Task description: Which lines have the string "tròn"? Copy all of them from the entries below.

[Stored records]
# # # # # # #
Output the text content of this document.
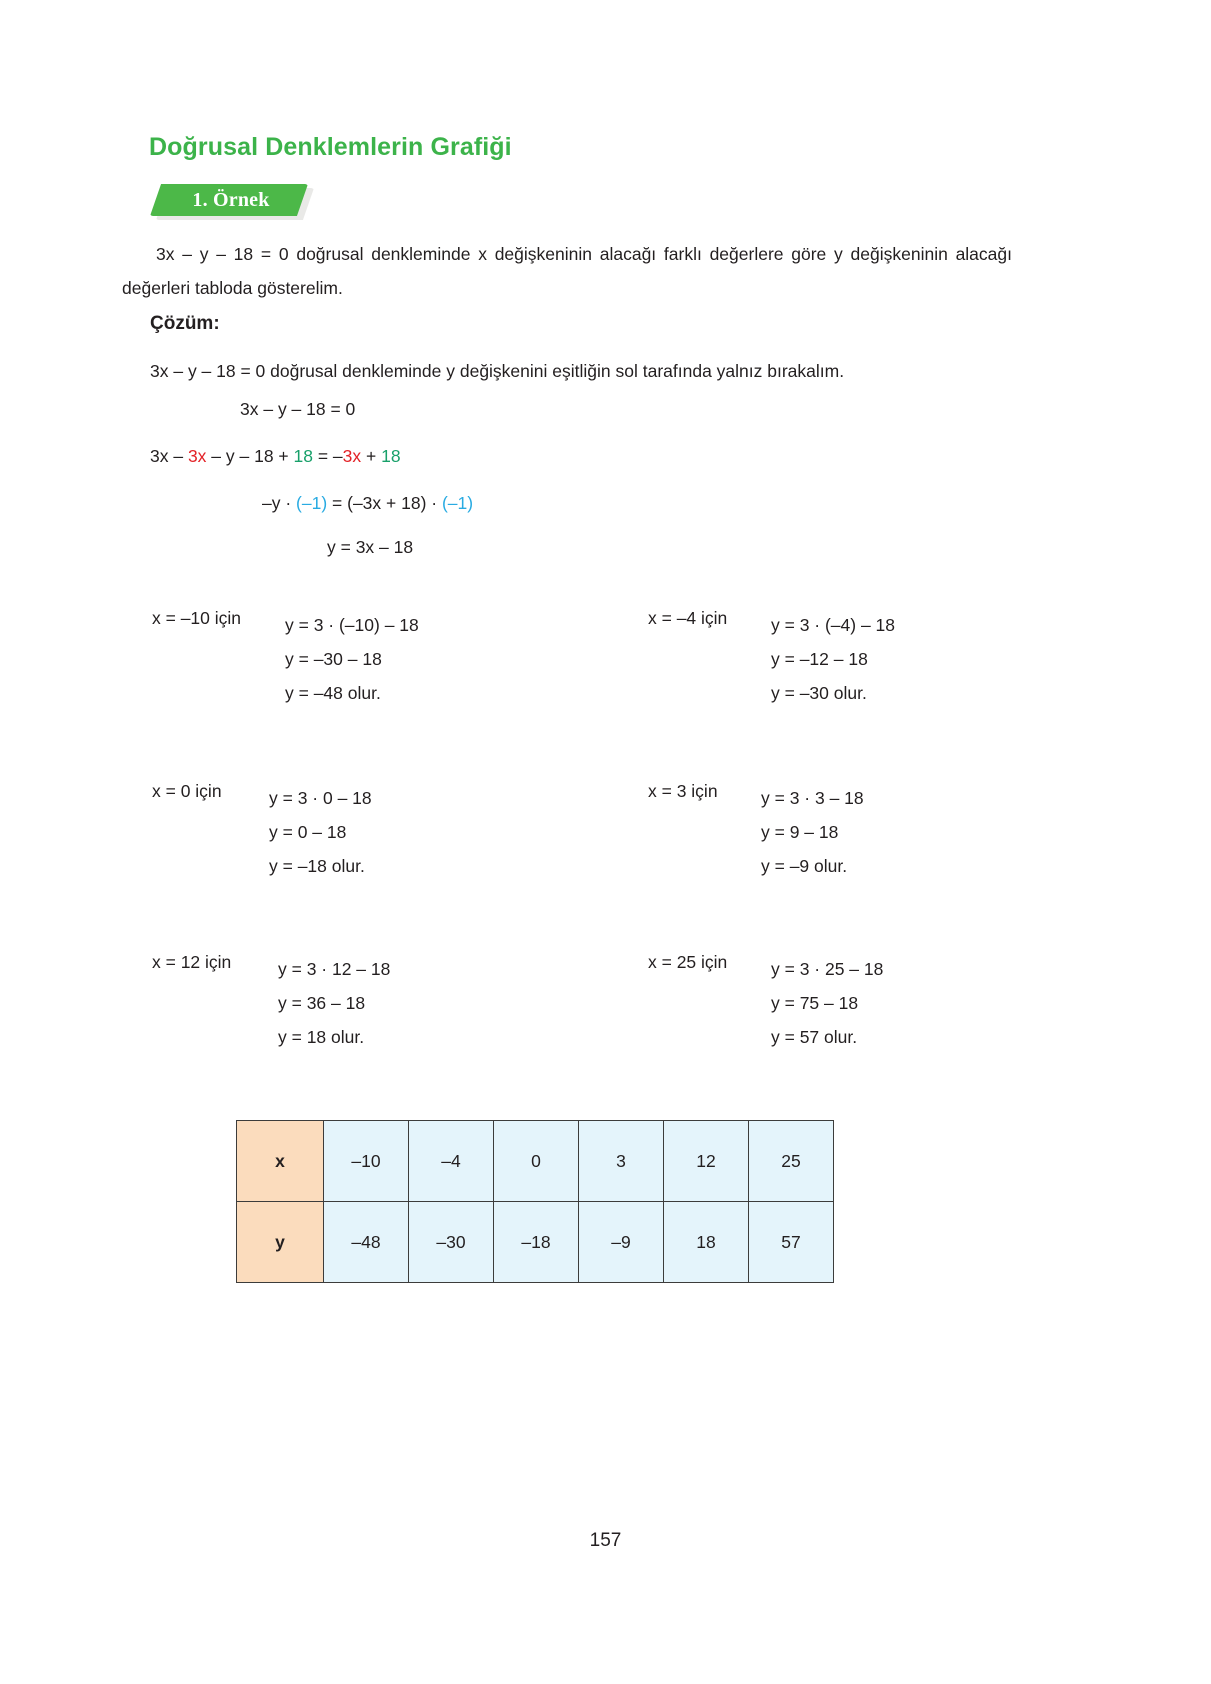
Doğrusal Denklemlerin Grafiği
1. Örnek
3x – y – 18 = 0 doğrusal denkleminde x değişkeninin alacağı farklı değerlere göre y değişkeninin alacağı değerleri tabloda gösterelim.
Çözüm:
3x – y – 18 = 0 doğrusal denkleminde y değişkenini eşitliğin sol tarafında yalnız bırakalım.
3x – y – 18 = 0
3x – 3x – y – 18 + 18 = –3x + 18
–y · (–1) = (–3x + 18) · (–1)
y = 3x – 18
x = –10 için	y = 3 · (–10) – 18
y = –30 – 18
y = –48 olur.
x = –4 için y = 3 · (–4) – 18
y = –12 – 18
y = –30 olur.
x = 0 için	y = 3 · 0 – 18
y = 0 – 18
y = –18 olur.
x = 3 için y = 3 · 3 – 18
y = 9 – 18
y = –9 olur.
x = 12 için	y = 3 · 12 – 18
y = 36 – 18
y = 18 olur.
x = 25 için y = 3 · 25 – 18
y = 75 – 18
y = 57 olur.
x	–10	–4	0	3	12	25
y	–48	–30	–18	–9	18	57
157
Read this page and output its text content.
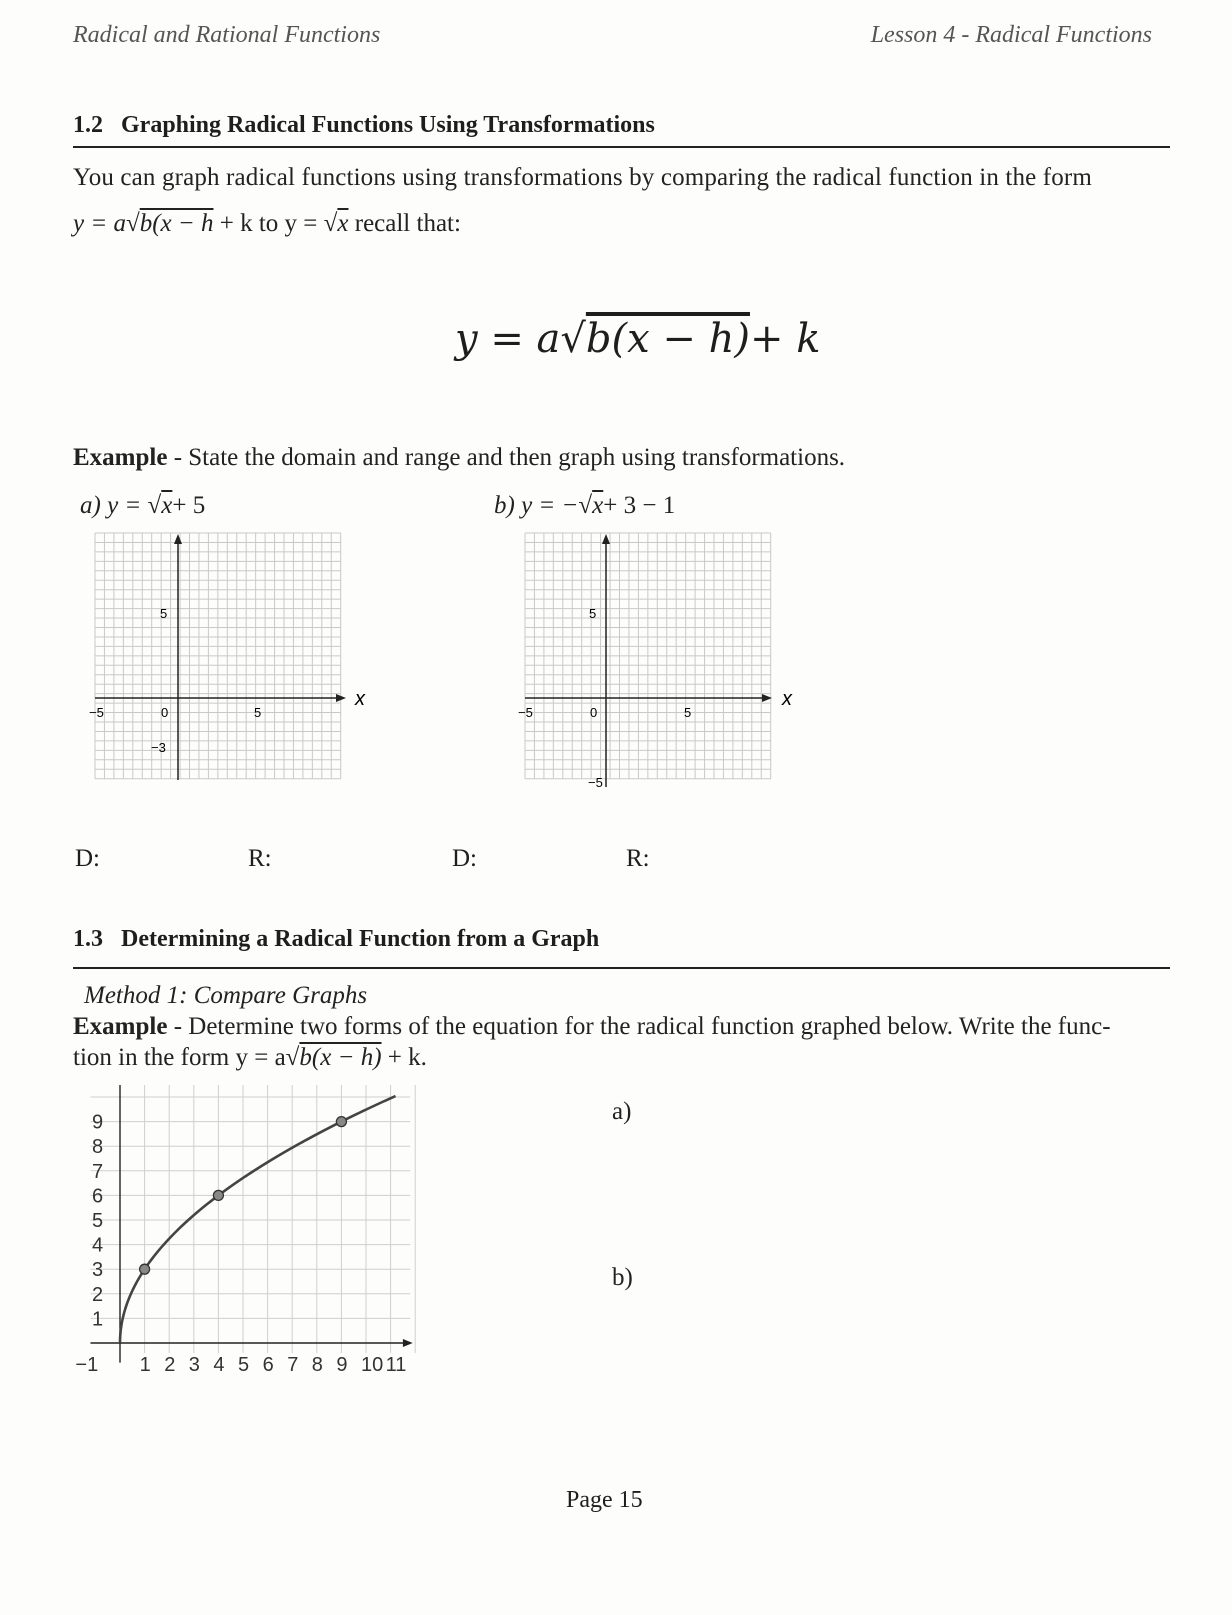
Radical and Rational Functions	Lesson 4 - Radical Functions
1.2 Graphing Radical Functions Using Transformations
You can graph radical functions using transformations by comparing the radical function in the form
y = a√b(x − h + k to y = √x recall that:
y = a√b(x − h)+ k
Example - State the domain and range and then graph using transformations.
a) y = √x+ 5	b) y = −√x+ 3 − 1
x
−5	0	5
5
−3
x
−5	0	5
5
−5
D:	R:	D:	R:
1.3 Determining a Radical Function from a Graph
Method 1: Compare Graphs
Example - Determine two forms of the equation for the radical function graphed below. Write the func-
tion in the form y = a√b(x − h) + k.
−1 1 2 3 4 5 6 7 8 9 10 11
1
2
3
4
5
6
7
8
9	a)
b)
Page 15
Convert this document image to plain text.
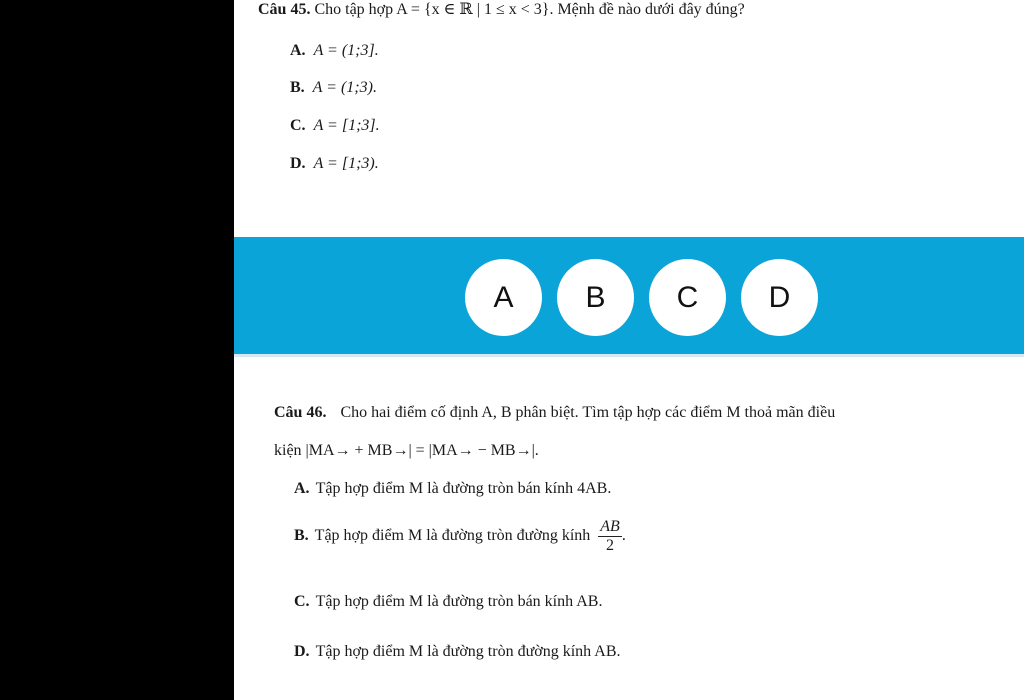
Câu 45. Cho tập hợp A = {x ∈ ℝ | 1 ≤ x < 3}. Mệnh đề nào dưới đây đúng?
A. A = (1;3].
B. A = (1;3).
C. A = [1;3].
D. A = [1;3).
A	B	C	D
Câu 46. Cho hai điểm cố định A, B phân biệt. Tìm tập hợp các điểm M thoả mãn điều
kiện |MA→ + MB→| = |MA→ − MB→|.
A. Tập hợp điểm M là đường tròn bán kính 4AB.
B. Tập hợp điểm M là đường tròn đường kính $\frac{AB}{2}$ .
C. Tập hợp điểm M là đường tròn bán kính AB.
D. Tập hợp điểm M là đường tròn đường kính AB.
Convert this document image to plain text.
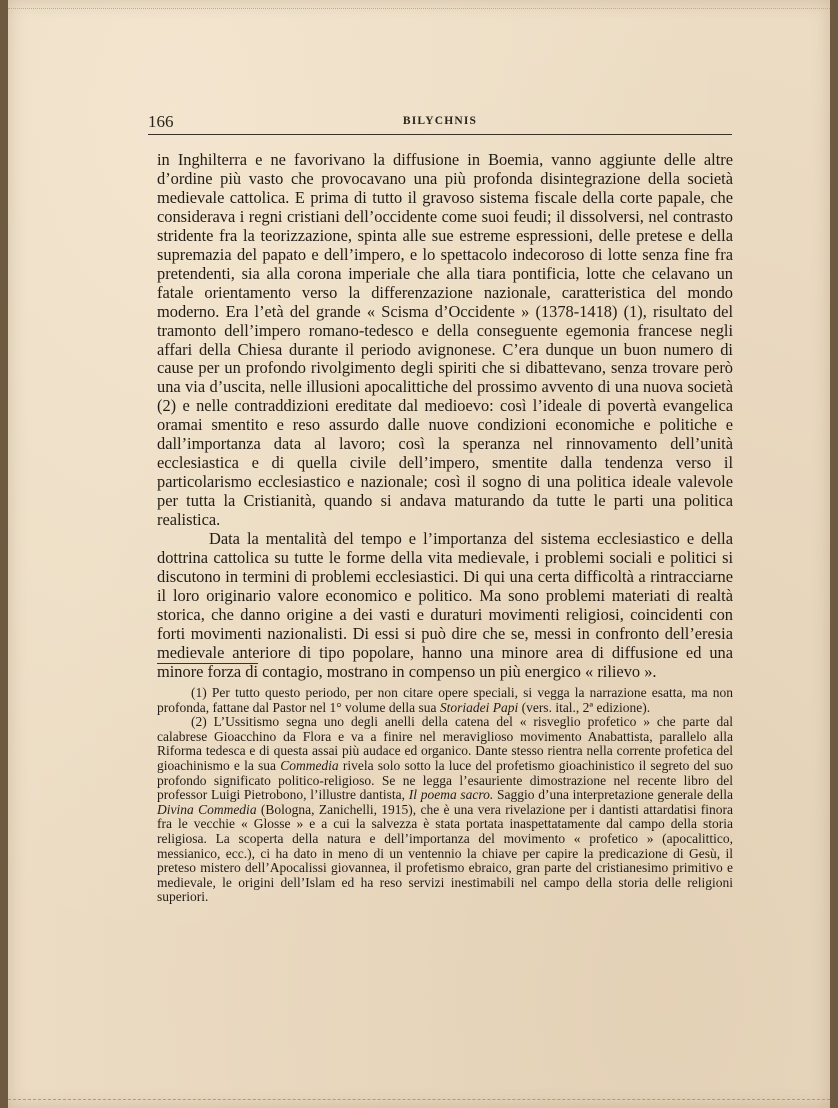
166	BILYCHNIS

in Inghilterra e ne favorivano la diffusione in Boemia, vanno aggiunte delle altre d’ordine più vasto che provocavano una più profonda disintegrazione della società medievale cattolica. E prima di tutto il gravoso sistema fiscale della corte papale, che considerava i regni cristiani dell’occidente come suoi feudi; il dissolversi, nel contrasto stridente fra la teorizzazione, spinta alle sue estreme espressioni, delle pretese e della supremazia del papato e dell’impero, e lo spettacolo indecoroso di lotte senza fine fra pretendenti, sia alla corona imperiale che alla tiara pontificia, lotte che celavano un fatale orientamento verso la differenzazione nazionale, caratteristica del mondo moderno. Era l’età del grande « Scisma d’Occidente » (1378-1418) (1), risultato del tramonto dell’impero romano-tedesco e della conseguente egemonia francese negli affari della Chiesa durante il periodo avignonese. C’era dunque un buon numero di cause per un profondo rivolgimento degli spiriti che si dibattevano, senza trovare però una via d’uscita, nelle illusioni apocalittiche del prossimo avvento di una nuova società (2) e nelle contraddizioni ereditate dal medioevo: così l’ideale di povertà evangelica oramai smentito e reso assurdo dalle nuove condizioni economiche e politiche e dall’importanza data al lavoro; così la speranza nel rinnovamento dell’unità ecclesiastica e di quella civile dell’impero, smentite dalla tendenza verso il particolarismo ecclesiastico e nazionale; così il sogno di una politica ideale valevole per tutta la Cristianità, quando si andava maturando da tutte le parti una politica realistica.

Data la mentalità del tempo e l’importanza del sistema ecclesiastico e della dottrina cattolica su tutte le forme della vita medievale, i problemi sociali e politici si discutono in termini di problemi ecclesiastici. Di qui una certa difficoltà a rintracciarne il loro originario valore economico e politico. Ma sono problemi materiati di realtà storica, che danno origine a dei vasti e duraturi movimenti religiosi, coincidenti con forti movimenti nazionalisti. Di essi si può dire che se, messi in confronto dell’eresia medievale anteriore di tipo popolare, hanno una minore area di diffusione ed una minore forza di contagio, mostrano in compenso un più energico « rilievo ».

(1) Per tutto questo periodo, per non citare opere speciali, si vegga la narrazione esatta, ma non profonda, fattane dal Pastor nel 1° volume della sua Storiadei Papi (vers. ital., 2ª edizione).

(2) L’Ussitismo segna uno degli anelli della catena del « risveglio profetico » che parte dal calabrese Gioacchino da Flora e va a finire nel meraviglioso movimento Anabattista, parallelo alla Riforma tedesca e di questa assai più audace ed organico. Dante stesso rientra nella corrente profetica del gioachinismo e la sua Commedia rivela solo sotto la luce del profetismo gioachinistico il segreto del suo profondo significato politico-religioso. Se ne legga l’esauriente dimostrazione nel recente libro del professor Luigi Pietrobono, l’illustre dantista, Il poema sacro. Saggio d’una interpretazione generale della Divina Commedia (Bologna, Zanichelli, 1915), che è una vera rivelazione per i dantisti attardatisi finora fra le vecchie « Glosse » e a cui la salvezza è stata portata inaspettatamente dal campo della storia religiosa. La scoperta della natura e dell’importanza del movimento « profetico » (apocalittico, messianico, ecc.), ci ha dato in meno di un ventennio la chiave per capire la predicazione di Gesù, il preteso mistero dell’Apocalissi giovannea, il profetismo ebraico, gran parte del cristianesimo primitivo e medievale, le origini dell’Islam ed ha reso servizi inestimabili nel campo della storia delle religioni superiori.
# # # # # # #
Answer to the task:
A. Tập hợp điểm M là đường tròn bán kính 4AB.
B. Tập hợp điểm M là đường tròn đường kính $\frac{AB}{2}$ .
C. Tập hợp điểm M là đường tròn bán kính AB.
D. Tập hợp điểm M là đường tròn đường kính AB.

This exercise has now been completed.